▶ _Record excerpts_
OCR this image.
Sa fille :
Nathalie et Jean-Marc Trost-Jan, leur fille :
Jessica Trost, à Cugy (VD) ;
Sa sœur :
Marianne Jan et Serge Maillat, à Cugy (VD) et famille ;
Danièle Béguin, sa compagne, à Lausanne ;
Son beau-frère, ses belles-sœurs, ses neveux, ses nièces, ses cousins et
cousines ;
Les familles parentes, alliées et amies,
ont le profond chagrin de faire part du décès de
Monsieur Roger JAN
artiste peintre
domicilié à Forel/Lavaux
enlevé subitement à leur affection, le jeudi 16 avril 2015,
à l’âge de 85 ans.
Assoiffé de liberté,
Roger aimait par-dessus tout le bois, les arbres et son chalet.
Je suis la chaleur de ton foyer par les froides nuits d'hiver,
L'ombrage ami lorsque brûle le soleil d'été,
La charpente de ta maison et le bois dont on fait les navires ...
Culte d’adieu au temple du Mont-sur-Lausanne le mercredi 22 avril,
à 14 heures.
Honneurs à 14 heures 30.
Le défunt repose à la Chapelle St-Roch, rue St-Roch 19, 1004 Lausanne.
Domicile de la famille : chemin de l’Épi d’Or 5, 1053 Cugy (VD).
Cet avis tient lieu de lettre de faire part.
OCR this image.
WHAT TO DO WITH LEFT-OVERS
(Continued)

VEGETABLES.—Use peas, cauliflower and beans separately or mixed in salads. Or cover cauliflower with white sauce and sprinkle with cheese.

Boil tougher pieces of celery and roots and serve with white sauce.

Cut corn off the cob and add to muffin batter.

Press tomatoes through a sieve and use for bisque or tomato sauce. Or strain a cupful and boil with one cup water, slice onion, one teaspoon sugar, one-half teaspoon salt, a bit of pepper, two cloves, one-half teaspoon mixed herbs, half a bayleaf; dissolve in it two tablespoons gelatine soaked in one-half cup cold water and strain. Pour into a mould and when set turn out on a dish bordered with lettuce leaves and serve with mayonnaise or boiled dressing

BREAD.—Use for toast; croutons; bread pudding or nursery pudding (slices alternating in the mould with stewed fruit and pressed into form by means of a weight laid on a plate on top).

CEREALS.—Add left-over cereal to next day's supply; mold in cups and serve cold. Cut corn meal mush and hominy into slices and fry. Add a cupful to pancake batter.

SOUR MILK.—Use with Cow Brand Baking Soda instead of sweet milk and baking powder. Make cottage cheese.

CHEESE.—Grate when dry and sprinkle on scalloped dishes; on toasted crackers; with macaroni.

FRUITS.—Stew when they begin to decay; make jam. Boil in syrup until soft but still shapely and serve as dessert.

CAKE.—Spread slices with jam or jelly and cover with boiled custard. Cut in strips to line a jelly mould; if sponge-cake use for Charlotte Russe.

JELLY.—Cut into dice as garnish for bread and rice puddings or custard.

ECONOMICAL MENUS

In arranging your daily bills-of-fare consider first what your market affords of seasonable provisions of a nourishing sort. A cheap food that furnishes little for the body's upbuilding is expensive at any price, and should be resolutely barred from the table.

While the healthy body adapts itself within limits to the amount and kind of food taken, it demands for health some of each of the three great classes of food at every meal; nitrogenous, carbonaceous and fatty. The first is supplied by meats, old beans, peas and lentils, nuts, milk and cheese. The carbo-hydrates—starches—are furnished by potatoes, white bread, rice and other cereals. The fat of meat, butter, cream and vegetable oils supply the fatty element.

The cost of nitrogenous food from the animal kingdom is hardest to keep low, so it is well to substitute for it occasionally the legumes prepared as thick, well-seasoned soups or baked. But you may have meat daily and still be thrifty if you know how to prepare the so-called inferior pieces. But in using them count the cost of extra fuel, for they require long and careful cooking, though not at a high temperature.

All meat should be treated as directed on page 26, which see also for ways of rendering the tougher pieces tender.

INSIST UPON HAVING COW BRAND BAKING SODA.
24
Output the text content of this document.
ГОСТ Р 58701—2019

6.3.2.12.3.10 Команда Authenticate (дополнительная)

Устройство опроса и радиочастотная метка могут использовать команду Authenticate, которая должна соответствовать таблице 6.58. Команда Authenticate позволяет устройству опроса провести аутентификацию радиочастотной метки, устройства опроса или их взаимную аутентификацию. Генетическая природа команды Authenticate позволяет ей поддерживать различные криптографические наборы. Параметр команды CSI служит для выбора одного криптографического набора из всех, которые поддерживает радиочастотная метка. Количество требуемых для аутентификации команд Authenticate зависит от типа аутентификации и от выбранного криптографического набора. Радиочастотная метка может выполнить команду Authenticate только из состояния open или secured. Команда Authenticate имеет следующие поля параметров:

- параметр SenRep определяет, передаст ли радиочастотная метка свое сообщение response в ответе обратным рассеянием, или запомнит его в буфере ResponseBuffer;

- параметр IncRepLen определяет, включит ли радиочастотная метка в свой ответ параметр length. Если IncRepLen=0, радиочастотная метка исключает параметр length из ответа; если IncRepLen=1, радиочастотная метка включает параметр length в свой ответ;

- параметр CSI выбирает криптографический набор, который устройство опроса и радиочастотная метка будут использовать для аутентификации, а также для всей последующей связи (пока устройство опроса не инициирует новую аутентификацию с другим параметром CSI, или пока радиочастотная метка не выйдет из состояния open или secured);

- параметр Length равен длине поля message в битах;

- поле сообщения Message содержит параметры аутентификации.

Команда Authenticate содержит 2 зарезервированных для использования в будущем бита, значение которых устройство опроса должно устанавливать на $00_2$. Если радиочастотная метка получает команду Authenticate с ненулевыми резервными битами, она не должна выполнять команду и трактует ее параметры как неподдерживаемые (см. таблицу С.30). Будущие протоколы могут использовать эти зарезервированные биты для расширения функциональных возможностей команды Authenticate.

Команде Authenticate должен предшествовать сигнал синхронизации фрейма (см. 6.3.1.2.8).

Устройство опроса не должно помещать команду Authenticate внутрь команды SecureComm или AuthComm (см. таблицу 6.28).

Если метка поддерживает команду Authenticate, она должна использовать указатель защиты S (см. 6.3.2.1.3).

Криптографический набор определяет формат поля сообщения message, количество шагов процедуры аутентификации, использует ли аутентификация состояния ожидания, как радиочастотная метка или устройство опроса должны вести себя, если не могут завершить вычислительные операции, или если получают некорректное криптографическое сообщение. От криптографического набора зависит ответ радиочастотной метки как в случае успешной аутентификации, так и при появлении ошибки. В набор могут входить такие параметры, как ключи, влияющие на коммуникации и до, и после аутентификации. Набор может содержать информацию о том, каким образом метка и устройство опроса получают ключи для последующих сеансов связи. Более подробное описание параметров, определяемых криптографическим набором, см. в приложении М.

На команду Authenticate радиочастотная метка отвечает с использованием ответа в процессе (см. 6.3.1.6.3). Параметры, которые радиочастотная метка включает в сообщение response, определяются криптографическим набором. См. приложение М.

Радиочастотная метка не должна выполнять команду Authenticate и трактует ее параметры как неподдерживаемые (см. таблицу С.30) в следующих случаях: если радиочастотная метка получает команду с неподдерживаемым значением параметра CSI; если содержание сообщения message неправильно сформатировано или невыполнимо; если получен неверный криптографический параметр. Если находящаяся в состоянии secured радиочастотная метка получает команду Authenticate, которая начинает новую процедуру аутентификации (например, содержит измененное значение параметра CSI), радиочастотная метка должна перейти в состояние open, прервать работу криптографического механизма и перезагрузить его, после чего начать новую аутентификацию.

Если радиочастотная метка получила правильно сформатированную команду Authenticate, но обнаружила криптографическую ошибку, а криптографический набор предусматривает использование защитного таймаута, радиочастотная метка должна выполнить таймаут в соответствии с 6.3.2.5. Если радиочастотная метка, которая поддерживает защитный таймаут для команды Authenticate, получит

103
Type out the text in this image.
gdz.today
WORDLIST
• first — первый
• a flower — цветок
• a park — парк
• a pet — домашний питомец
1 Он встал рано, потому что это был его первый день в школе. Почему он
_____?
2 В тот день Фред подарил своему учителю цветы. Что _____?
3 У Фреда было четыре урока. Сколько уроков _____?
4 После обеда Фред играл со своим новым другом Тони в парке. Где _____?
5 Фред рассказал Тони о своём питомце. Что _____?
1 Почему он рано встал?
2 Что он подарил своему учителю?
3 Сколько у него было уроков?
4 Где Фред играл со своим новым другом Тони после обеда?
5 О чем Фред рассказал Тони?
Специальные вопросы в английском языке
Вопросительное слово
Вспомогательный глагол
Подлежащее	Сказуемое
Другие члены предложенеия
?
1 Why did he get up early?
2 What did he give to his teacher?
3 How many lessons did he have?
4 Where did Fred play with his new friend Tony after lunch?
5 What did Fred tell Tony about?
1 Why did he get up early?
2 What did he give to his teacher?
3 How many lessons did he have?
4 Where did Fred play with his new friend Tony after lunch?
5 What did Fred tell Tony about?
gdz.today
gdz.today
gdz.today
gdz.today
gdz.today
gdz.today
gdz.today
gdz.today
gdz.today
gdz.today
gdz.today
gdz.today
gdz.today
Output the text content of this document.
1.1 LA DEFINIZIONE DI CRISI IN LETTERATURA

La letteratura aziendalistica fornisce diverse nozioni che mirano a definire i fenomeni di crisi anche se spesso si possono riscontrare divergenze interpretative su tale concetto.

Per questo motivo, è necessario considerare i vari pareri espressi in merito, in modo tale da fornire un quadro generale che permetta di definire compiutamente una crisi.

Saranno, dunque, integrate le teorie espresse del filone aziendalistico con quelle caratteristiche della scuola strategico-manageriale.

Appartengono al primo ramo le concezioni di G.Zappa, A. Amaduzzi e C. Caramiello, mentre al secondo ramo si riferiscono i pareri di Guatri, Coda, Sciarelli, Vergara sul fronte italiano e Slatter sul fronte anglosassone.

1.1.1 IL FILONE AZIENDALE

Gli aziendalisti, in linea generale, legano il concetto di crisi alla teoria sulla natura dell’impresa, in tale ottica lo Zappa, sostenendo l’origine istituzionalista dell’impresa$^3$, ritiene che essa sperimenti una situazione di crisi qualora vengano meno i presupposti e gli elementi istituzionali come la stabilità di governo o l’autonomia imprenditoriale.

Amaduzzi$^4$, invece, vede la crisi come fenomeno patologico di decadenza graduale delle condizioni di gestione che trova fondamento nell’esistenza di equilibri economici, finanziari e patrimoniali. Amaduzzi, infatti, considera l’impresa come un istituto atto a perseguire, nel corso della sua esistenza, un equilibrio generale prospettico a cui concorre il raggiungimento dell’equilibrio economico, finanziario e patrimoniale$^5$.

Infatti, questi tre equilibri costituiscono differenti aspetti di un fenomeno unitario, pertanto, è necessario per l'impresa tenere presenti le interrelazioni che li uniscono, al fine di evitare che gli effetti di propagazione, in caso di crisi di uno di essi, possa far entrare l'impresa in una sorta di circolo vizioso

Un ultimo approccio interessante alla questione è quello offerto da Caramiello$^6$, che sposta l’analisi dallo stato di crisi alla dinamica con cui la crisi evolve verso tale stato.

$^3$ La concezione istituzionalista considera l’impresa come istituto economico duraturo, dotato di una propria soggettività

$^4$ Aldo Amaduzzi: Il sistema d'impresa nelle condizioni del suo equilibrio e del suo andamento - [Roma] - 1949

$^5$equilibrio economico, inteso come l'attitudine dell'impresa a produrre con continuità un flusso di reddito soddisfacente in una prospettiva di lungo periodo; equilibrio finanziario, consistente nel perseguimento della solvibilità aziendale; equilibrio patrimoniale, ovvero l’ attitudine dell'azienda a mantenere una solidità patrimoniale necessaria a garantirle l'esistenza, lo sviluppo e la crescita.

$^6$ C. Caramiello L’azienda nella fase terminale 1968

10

▶ _Objective_
Pull every line holding "avril" out of the records.

▶ _Solution to the exercise_
enlevé subitement à leur affection, le jeudi 16 avril 2015,
Culte d’adieu au temple du Mont-sur-Lausanne le mercredi 22 avril,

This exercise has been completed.